Task brief -> List each line below that contains the string "name".

Records to use ->

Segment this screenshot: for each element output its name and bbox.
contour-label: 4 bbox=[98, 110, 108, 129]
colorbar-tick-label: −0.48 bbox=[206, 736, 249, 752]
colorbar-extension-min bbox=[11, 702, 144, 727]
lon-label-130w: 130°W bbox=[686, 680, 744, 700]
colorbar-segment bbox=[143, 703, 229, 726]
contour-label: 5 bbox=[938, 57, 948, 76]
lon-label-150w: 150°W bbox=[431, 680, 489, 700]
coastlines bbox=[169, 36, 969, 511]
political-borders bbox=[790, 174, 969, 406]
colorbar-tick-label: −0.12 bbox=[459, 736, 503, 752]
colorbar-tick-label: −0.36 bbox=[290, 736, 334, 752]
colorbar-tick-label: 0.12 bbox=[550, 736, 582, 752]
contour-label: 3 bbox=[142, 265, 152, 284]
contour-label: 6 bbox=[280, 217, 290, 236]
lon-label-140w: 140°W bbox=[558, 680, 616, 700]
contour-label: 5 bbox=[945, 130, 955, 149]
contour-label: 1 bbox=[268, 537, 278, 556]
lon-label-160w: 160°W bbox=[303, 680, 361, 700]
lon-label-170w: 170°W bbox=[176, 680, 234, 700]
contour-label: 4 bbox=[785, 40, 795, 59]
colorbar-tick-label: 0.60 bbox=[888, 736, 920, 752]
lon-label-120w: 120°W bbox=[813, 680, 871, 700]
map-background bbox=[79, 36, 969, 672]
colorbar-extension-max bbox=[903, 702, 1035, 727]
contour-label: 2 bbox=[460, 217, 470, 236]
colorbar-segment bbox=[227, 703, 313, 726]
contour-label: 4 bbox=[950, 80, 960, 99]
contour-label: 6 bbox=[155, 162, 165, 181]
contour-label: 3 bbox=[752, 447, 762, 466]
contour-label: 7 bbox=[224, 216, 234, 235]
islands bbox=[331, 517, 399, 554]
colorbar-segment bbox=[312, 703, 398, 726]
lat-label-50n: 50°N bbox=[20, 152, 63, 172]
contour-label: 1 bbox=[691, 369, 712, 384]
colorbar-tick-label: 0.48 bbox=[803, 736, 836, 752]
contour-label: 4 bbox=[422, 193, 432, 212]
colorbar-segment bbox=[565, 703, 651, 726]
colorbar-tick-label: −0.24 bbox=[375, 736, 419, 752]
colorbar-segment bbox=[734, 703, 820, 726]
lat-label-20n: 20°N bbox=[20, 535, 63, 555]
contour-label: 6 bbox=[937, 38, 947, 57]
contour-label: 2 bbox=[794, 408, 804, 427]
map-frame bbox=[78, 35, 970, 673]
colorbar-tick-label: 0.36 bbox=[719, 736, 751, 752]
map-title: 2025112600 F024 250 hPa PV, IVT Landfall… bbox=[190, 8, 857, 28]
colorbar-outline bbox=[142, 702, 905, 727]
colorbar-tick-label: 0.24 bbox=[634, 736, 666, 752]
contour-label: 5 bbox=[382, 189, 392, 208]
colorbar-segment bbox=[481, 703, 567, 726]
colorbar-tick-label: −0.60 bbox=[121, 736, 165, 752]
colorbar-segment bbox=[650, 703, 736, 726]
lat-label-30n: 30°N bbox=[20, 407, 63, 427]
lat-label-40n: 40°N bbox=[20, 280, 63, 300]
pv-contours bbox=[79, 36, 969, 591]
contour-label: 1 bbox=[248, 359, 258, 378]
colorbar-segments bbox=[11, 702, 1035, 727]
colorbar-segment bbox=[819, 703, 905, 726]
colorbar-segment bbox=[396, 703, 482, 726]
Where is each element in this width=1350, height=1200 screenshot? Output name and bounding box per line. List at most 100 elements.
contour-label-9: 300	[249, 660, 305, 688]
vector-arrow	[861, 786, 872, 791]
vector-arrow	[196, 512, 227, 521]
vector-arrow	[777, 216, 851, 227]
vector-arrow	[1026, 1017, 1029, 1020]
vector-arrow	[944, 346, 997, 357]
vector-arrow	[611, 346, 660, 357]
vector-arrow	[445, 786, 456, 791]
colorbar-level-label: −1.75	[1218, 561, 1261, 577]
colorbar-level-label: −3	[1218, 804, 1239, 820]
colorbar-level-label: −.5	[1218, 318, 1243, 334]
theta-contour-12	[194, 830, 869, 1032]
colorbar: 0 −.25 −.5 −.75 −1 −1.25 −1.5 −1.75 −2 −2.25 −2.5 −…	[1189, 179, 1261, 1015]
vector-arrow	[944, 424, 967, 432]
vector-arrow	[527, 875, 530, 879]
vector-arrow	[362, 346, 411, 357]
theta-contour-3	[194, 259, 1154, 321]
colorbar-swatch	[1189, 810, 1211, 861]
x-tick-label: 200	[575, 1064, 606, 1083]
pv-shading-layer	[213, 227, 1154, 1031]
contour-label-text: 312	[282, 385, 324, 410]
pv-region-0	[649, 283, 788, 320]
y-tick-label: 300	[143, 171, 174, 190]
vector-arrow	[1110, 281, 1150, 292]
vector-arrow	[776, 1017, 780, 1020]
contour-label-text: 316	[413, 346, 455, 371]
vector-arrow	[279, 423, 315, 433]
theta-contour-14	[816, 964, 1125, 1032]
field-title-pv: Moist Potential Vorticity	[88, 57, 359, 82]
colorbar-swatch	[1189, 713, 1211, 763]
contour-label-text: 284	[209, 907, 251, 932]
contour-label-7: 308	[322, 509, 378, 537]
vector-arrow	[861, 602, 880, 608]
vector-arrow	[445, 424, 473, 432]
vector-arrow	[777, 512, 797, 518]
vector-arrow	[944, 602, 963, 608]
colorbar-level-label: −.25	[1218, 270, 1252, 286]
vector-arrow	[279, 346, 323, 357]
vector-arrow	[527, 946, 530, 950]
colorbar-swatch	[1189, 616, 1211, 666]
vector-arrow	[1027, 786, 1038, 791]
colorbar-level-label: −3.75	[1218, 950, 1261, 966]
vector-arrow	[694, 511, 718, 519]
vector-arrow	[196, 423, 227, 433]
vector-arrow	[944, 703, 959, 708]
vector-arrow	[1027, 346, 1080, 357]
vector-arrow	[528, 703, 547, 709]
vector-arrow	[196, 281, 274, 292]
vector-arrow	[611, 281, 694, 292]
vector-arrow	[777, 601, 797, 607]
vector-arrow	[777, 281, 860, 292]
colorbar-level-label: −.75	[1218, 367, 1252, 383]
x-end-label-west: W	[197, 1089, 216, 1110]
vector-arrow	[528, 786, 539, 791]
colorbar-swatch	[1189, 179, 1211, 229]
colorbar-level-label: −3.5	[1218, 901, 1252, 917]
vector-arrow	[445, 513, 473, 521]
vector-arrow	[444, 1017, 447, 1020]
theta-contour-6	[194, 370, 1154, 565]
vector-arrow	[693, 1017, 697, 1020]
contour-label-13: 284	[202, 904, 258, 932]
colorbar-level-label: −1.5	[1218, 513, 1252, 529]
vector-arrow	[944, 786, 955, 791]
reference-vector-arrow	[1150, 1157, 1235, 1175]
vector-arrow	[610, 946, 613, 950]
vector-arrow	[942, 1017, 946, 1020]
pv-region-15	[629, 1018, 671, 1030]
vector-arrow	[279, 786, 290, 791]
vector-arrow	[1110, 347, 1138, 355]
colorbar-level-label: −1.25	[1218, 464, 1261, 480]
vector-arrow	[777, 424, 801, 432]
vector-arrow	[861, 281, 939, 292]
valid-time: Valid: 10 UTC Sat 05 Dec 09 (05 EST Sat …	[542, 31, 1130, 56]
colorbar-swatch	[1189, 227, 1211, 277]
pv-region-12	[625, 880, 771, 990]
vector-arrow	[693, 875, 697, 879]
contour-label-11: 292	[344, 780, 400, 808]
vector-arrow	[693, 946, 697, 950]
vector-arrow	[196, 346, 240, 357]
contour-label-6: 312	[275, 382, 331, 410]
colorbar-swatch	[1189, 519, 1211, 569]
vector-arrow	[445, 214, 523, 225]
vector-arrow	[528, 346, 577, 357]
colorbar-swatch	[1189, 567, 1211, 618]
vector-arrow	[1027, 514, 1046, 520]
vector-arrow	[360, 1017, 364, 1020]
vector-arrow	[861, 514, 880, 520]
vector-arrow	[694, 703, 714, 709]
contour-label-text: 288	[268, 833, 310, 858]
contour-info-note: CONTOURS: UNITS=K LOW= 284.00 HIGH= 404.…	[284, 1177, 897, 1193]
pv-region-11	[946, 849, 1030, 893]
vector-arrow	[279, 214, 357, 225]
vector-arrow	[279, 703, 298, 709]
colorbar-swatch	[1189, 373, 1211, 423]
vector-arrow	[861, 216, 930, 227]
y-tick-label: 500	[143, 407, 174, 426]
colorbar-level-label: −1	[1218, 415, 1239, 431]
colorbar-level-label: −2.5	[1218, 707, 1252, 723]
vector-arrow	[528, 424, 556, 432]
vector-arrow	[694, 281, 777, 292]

Task response ->
Segment this screenshot: for each element output its name and bbox.
Where is each element in this width=1350, height=1200 screenshot? Output name and bounding box per line. List at most 100 elements.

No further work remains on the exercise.